• [WHAT IS BEING ASKED]
Turn every line of the material below into a numbered list, skipping blank lines and leaving out the pictures.

## start

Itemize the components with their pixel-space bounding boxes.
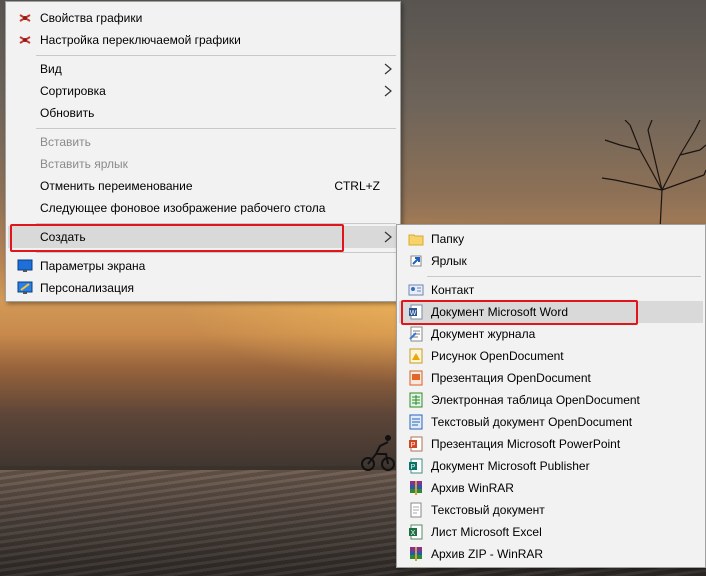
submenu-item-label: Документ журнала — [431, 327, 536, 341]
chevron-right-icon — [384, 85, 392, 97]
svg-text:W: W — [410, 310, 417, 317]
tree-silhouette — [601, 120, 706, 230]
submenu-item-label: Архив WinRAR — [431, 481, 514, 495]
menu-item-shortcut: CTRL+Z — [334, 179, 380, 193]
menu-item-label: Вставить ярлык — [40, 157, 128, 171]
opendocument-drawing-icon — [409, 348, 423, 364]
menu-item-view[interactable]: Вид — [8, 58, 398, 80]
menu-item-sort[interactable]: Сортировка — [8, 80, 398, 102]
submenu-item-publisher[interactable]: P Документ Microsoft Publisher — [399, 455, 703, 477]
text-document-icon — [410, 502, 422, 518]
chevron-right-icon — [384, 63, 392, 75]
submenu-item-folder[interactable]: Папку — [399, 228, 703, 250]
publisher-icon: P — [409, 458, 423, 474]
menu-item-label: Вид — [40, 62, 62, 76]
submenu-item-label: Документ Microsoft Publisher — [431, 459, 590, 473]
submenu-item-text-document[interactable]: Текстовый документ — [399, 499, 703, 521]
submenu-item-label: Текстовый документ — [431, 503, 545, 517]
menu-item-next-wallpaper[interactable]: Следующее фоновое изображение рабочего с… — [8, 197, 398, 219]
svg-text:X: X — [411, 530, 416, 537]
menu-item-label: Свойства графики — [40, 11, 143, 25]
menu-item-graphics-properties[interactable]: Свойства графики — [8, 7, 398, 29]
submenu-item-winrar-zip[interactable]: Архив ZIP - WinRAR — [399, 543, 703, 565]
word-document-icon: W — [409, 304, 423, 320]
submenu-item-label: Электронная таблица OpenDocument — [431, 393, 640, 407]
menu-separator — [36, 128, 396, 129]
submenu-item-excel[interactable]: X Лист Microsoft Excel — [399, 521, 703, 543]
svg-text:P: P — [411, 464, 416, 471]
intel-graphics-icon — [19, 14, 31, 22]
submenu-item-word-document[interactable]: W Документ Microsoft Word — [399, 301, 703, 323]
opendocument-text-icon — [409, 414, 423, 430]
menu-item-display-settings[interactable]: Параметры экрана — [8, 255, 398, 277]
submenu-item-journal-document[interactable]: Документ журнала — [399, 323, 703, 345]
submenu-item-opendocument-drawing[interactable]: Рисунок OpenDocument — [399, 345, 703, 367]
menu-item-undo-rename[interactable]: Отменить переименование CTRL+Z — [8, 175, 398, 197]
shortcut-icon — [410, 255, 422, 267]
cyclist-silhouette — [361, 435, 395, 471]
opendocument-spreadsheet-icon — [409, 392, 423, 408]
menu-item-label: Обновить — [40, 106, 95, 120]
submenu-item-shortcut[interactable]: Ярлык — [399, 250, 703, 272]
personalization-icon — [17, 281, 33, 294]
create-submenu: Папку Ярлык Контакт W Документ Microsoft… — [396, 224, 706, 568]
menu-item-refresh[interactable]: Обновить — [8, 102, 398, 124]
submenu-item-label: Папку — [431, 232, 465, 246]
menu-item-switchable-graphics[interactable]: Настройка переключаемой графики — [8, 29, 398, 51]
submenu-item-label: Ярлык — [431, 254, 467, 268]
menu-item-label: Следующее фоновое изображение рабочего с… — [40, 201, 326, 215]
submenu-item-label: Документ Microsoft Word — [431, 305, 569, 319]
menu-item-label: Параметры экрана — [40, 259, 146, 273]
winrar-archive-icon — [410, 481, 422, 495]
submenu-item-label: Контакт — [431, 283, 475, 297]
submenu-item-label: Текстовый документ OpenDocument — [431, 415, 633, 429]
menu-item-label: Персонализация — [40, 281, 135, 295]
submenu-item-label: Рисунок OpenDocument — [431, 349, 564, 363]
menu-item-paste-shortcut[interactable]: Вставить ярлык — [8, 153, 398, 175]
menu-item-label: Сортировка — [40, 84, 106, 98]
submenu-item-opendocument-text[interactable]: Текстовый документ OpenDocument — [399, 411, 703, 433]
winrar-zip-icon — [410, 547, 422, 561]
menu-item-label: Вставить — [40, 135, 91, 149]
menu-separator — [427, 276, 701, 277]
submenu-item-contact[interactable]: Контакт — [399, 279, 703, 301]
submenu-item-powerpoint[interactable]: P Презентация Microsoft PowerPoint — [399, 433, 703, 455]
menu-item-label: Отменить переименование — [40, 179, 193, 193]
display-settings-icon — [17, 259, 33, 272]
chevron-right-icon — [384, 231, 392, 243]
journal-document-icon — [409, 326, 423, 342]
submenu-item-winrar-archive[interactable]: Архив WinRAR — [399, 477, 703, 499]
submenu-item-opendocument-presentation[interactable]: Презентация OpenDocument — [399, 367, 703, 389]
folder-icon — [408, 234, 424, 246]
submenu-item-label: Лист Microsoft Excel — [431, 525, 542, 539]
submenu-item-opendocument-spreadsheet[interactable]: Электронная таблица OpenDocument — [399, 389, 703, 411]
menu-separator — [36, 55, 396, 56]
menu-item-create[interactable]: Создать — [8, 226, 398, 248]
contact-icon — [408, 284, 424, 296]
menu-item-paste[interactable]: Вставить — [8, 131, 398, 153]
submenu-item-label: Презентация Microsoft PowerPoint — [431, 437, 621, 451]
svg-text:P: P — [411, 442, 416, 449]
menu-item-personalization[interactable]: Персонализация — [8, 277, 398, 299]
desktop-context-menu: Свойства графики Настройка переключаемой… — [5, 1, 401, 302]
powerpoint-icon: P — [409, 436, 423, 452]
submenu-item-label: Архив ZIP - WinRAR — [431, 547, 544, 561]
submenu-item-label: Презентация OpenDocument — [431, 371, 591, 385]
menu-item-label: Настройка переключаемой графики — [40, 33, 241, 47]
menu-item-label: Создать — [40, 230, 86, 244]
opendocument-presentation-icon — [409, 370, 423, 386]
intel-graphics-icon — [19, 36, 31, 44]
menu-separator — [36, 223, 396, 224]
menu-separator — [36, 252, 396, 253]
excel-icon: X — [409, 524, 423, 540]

## end

• [CORRECT RESULT]
1. Itemize the components with their pixel-space bounding boxes.
2. submenu-item-label: Документ журнала — [431, 327, 536, 341]
3. chevron-right-icon — [384, 85, 392, 97]
4. svg-text:W: W — [410, 310, 417, 317]
5. tree-silhouette — [601, 120, 706, 230]
6. submenu-item-label: Архив WinRAR — [431, 481, 514, 495]
7. menu-item-shortcut: CTRL+Z — [334, 179, 380, 193]
8. menu-item-label: Вставить ярлык — [40, 157, 128, 171]
9. opendocument-drawing-icon — [409, 348, 423, 364]
10. menu-item-view[interactable]: Вид — [8, 58, 398, 80]
11. menu-item-sort[interactable]: Сортировка — [8, 80, 398, 102]
12. submenu-item-publisher[interactable]: P Документ Microsoft Publisher — [399, 455, 703, 477]
13. text-document-icon — [410, 502, 422, 518]
14. chevron-right-icon — [384, 63, 392, 75]
15. submenu-item-folder[interactable]: Папку — [399, 228, 703, 250]
16. publisher-icon: P — [409, 458, 423, 474]
17. menu-item-label: Вид — [40, 62, 62, 76]
18. submenu-item-label: Документ Microsoft Publisher — [431, 459, 590, 473]
19. submenu-item-text-document[interactable]: Текстовый документ — [399, 499, 703, 521]
20. submenu-item-label: Текстовый документ — [431, 503, 545, 517]
21. menu-item-next-wallpaper[interactable]: Следующее фоновое изображение рабочего с… — [8, 197, 398, 219]
22. svg-text:X: X — [411, 530, 416, 537]
23. menu-item-label: Свойства графики — [40, 11, 143, 25]
24. menu-item-graphics-properties[interactable]: Свойства графики — [8, 7, 398, 29]
25. submenu-item-winrar-zip[interactable]: Архив ZIP - WinRAR — [399, 543, 703, 565]
26. word-document-icon: W — [409, 304, 423, 320]
27. submenu-item-label: Электронная таблица OpenDocument — [431, 393, 640, 407]
28. menu-separator — [36, 128, 396, 129]
29. submenu-item-excel[interactable]: X Лист Microsoft Excel — [399, 521, 703, 543]
30. svg-text:P: P — [411, 464, 416, 471]
31. intel-graphics-icon — [19, 14, 31, 22]
32. submenu-item-word-document[interactable]: W Документ Microsoft Word — [399, 301, 703, 323]
33. opendocument-text-icon — [409, 414, 423, 430]
34. menu-item-display-settings[interactable]: Параметры экрана — [8, 255, 398, 277]
35. submenu-item-journal-document[interactable]: Документ журнала — [399, 323, 703, 345]
36. submenu-item-opendocument-drawing[interactable]: Рисунок OpenDocument — [399, 345, 703, 367]
37. menu-item-undo-rename[interactable]: Отменить переименование CTRL+Z — [8, 175, 398, 197]
38. shortcut-icon — [410, 255, 422, 267]
39. cyclist-silhouette — [361, 435, 395, 471]
40. opendocument-spreadsheet-icon — [409, 392, 423, 408]
41. menu-item-label: Обновить — [40, 106, 95, 120]
42. submenu-item-shortcut[interactable]: Ярлык — [399, 250, 703, 272]
43. personalization-icon — [17, 281, 33, 294]
44. create-submenu: Папку Ярлык Контакт W Документ Microsoft… — [396, 224, 706, 568]
45. menu-item-refresh[interactable]: Обновить — [8, 102, 398, 124]
46. submenu-item-label: Папку — [431, 232, 465, 246]
47. menu-item-switchable-graphics[interactable]: Настройка переключаемой графики — [8, 29, 398, 51]
48. submenu-item-label: Ярлык — [431, 254, 467, 268]
49. menu-item-label: Следующее фоновое изображение рабочего с… — [40, 201, 326, 215]
50. submenu-item-label: Документ Microsoft Word — [431, 305, 569, 319]
51. menu-item-label: Параметры экрана — [40, 259, 146, 273]
52. winrar-archive-icon — [410, 481, 422, 495]
53. submenu-item-label: Контакт — [431, 283, 475, 297]
54. submenu-item-label: Текстовый документ OpenDocument — [431, 415, 633, 429]
55. menu-item-label: Персонализация — [40, 281, 135, 295]
56. submenu-item-label: Рисунок OpenDocument — [431, 349, 564, 363]
57. menu-item-paste-shortcut[interactable]: Вставить ярлык — [8, 153, 398, 175]
58. menu-item-label: Сортировка — [40, 84, 106, 98]
59. submenu-item-opendocument-text[interactable]: Текстовый документ OpenDocument — [399, 411, 703, 433]
60. winrar-zip-icon — [410, 547, 422, 561]
61. menu-item-label: Вставить — [40, 135, 91, 149]
62. menu-separator — [427, 276, 701, 277]
63. submenu-item-contact[interactable]: Контакт — [399, 279, 703, 301]
64. submenu-item-powerpoint[interactable]: P Презентация Microsoft PowerPoint — [399, 433, 703, 455]
65. menu-item-label: Отменить переименование — [40, 179, 193, 193]
66. display-settings-icon — [17, 259, 33, 272]
67. chevron-right-icon — [384, 231, 392, 243]
68. journal-document-icon — [409, 326, 423, 342]
69. submenu-item-winrar-archive[interactable]: Архив WinRAR — [399, 477, 703, 499]
70. submenu-item-opendocument-presentation[interactable]: Презентация OpenDocument — [399, 367, 703, 389]
71. folder-icon — [408, 234, 424, 246]
72. submenu-item-label: Лист Microsoft Excel — [431, 525, 542, 539]
73. submenu-item-opendocument-spreadsheet[interactable]: Электронная таблица OpenDocument — [399, 389, 703, 411]
74. menu-separator — [36, 55, 396, 56]
75. menu-item-create[interactable]: Создать — [8, 226, 398, 248]
76. contact-icon — [408, 284, 424, 296]
77. menu-item-paste[interactable]: Вставить — [8, 131, 398, 153]
78. submenu-item-label: Презентация Microsoft PowerPoint — [431, 437, 621, 451]
79. svg-text:P: P — [411, 442, 416, 449]
80. menu-item-personalization[interactable]: Персонализация — [8, 277, 398, 299]
81. desktop-context-menu: Свойства графики Настройка переключаемой… — [5, 1, 401, 302]
82. powerpoint-icon: P — [409, 436, 423, 452]
83. submenu-item-label: Архив ZIP - WinRAR — [431, 547, 544, 561]
84. submenu-item-label: Презентация OpenDocument — [431, 371, 591, 385]
85. menu-item-label: Настройка переключаемой графики — [40, 33, 241, 47]
86. menu-item-label: Создать — [40, 230, 86, 244]
87. opendocument-presentation-icon — [409, 370, 423, 386]
88. intel-graphics-icon — [19, 36, 31, 44]
89. menu-separator — [36, 223, 396, 224]
90. menu-separator — [36, 252, 396, 253]
91. excel-icon: X — [409, 524, 423, 540]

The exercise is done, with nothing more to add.